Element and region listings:
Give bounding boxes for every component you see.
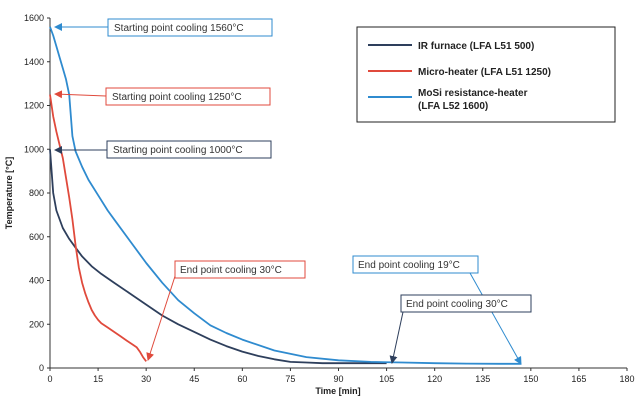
y-tick-label: 600 <box>29 232 44 242</box>
ir-furnace-series-line <box>49 149 387 365</box>
end-19-mosi-arrow <box>469 272 522 365</box>
svg-text:End point cooling 30°C: End point cooling 30°C <box>406 299 508 310</box>
svg-text:Starting point cooling 1560°C: Starting point cooling 1560°C <box>114 23 244 34</box>
x-tick-label: 45 <box>189 374 199 384</box>
annotation-start-1000: Starting point cooling 1000°C <box>106 140 272 159</box>
y-tick-label: 1000 <box>24 144 44 154</box>
x-tick-label: 105 <box>379 374 394 384</box>
y-axis-label: Temperature [°C] <box>4 157 14 229</box>
micro-heater-series-line <box>49 94 147 362</box>
end-30-ir-arrow <box>389 311 404 364</box>
x-tick-label: 60 <box>237 374 247 384</box>
legend-label-micro-heater: Micro-heater (LFA L51 1250) <box>418 67 551 78</box>
x-tick-label: 15 <box>93 374 103 384</box>
annotation-start-1560: Starting point cooling 1560°C <box>107 18 273 37</box>
y-tick-label: 200 <box>29 319 44 329</box>
x-tick-label: 0 <box>47 374 52 384</box>
y-tick-label: 400 <box>29 276 44 286</box>
svg-text:End point cooling 19°C: End point cooling 19°C <box>358 260 460 271</box>
x-tick-label: 75 <box>285 374 295 384</box>
y-tick-labels: 0 200 400 600 800 1000 1200 1400 1600 <box>24 13 50 373</box>
x-tick-label: 180 <box>619 374 634 384</box>
legend-label-ir-furnace: IR furnace (LFA L51 500) <box>418 41 534 52</box>
legend: IR furnace (LFA L51 500) Micro-heater (L… <box>356 26 616 123</box>
start-1250-arrow <box>54 90 107 99</box>
y-tick-label: 0 <box>39 363 44 373</box>
legend-label-mosi-heater: MoSi resistance-heater (LFA L52 1600) <box>418 88 528 112</box>
x-axis-label: Time [min] <box>315 386 360 396</box>
y-tick-label: 800 <box>29 188 44 198</box>
end-30-micro-arrow <box>146 269 178 361</box>
x-tick-label: 30 <box>141 374 151 384</box>
x-tick-label: 150 <box>523 374 538 384</box>
x-tick-labels: 0 15 30 45 60 75 90 105 120 135 150 165 180 <box>47 368 635 384</box>
x-tick-label: 135 <box>475 374 490 384</box>
annotation-end-19-mosi: End point cooling 19°C <box>352 255 479 274</box>
legend-box <box>356 26 616 123</box>
annotation-end-30-micro: End point cooling 30°C <box>174 260 306 279</box>
annotation-start-1250: Starting point cooling 1250°C <box>105 87 271 106</box>
mosi-heater-series-line <box>49 26 522 365</box>
x-tick-label: 120 <box>427 374 442 384</box>
x-tick-label: 165 <box>571 374 586 384</box>
svg-text:Starting point cooling 1000°C: Starting point cooling 1000°C <box>113 145 243 156</box>
svg-text:End point cooling 30°C: End point cooling 30°C <box>180 265 282 276</box>
x-tick-label: 90 <box>333 374 343 384</box>
annotation-end-30-ir: End point cooling 30°C <box>400 294 532 313</box>
y-tick-label: 1400 <box>24 57 44 67</box>
svg-text:Starting point cooling 1250°C: Starting point cooling 1250°C <box>112 92 242 103</box>
y-tick-label: 1600 <box>24 13 44 23</box>
y-tick-label: 1200 <box>24 101 44 111</box>
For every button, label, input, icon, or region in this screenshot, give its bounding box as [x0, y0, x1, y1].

EXERCISE AIM:
Copy all of the records above word for word, leaving out the pictures.

EXERCISE RESPONSE:
Give bounding boxes for every component you see.
y-tick-label: 600 <box>29 232 44 242</box>
ir-furnace-series-line <box>49 149 387 365</box>
end-19-mosi-arrow <box>469 272 522 365</box>
svg-text:End point cooling 30°C: End point cooling 30°C <box>406 299 508 310</box>
svg-text:Starting point cooling 1560°C: Starting point cooling 1560°C <box>114 23 244 34</box>
x-tick-label: 45 <box>189 374 199 384</box>
annotation-start-1000: Starting point cooling 1000°C <box>106 140 272 159</box>
y-tick-label: 1000 <box>24 144 44 154</box>
x-tick-label: 105 <box>379 374 394 384</box>
y-axis-label: Temperature [°C] <box>4 157 14 229</box>
micro-heater-series-line <box>49 94 147 362</box>
end-30-ir-arrow <box>389 311 404 364</box>
x-tick-label: 60 <box>237 374 247 384</box>
legend-label-micro-heater: Micro-heater (LFA L51 1250) <box>418 67 551 78</box>
x-tick-label: 15 <box>93 374 103 384</box>
annotation-start-1560: Starting point cooling 1560°C <box>107 18 273 37</box>
y-tick-label: 200 <box>29 319 44 329</box>
x-tick-label: 0 <box>47 374 52 384</box>
y-tick-label: 400 <box>29 276 44 286</box>
svg-text:End point cooling 19°C: End point cooling 19°C <box>358 260 460 271</box>
x-tick-label: 75 <box>285 374 295 384</box>
y-tick-labels: 0 200 400 600 800 1000 1200 1400 1600 <box>24 13 50 373</box>
x-tick-label: 180 <box>619 374 634 384</box>
legend-label-ir-furnace: IR furnace (LFA L51 500) <box>418 41 534 52</box>
legend: IR furnace (LFA L51 500) Micro-heater (L… <box>356 26 616 123</box>
start-1250-arrow <box>54 90 107 99</box>
y-tick-label: 0 <box>39 363 44 373</box>
legend-label-mosi-heater: MoSi resistance-heater (LFA L52 1600) <box>418 88 528 112</box>
x-axis-label: Time [min] <box>315 386 360 396</box>
y-tick-label: 800 <box>29 188 44 198</box>
end-30-micro-arrow <box>146 269 178 361</box>
x-tick-label: 30 <box>141 374 151 384</box>
x-tick-label: 150 <box>523 374 538 384</box>
x-tick-labels: 0 15 30 45 60 75 90 105 120 135 150 165 180 <box>47 368 635 384</box>
x-tick-label: 135 <box>475 374 490 384</box>
annotation-end-19-mosi: End point cooling 19°C <box>352 255 479 274</box>
legend-box <box>356 26 616 123</box>
annotation-end-30-micro: End point cooling 30°C <box>174 260 306 279</box>
annotation-start-1250: Starting point cooling 1250°C <box>105 87 271 106</box>
mosi-heater-series-line <box>49 26 522 365</box>
x-tick-label: 120 <box>427 374 442 384</box>
x-tick-label: 165 <box>571 374 586 384</box>
svg-text:Starting point cooling 1000°C: Starting point cooling 1000°C <box>113 145 243 156</box>
svg-text:End point cooling 30°C: End point cooling 30°C <box>180 265 282 276</box>
x-tick-label: 90 <box>333 374 343 384</box>
annotation-end-30-ir: End point cooling 30°C <box>400 294 532 313</box>
y-tick-label: 1400 <box>24 57 44 67</box>
svg-text:Starting point cooling 1250°C: Starting point cooling 1250°C <box>112 92 242 103</box>
y-tick-label: 1600 <box>24 13 44 23</box>
y-tick-label: 1200 <box>24 101 44 111</box>
For every button, label, input, icon, or region in this screenshot, give its bounding box as [x0, y0, x1, y1].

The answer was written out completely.